About this exercise:
Scan the entries below for the word "Cases", then copy each line that holds it.

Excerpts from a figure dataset
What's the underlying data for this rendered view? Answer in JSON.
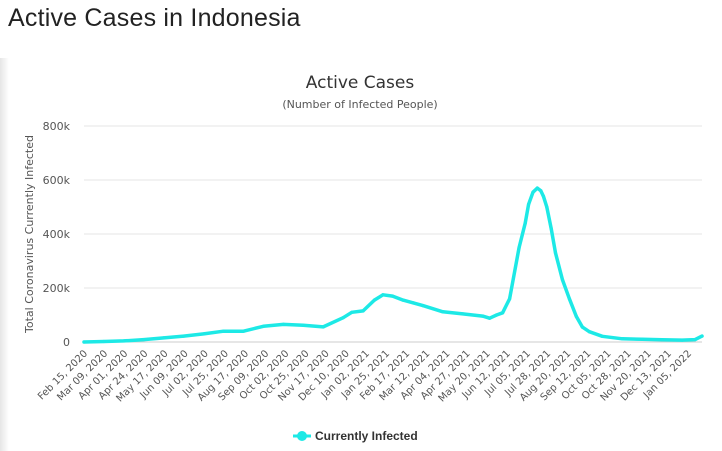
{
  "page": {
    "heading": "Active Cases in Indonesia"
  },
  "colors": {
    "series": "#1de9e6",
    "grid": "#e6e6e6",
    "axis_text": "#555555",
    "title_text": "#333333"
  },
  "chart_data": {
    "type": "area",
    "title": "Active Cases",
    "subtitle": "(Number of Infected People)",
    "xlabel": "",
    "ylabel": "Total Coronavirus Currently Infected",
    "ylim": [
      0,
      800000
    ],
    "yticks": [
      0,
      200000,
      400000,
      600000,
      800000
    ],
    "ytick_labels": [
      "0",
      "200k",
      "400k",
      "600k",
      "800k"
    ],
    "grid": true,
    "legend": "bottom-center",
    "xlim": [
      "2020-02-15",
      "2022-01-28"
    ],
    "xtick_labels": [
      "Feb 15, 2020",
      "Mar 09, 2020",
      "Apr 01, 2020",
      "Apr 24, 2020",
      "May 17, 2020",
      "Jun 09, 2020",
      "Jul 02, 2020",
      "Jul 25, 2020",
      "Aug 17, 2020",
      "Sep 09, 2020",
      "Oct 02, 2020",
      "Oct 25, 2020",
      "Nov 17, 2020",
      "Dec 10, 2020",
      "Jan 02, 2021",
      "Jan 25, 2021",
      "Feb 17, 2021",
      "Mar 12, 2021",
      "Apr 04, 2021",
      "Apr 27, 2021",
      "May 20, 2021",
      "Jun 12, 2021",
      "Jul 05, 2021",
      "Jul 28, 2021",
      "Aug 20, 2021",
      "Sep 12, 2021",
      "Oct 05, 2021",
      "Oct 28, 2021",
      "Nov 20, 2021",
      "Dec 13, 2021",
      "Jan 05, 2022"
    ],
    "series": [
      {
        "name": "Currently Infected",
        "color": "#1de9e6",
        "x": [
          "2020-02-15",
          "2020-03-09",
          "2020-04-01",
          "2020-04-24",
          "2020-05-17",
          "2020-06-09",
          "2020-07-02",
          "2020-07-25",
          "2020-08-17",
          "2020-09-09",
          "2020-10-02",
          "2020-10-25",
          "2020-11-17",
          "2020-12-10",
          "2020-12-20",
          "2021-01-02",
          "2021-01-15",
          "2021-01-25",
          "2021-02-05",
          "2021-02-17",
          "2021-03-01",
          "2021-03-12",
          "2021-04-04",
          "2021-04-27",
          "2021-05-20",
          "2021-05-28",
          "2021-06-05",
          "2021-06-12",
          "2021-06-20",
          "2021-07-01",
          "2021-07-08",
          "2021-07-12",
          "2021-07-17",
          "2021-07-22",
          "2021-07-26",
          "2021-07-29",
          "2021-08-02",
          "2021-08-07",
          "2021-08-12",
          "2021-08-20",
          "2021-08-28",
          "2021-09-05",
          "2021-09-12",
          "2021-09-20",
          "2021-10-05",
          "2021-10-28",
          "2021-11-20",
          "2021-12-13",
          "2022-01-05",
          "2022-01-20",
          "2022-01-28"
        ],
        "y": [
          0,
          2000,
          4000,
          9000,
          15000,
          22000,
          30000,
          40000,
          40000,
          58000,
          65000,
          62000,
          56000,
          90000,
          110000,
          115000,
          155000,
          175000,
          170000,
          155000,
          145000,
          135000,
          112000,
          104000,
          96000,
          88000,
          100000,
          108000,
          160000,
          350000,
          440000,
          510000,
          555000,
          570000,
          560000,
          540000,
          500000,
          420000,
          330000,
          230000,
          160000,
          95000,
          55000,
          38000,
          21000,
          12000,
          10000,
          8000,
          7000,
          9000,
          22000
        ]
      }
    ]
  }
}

Answer box:
    "heading": "Active Cases in Indonesia"
    "title": "Active Cases",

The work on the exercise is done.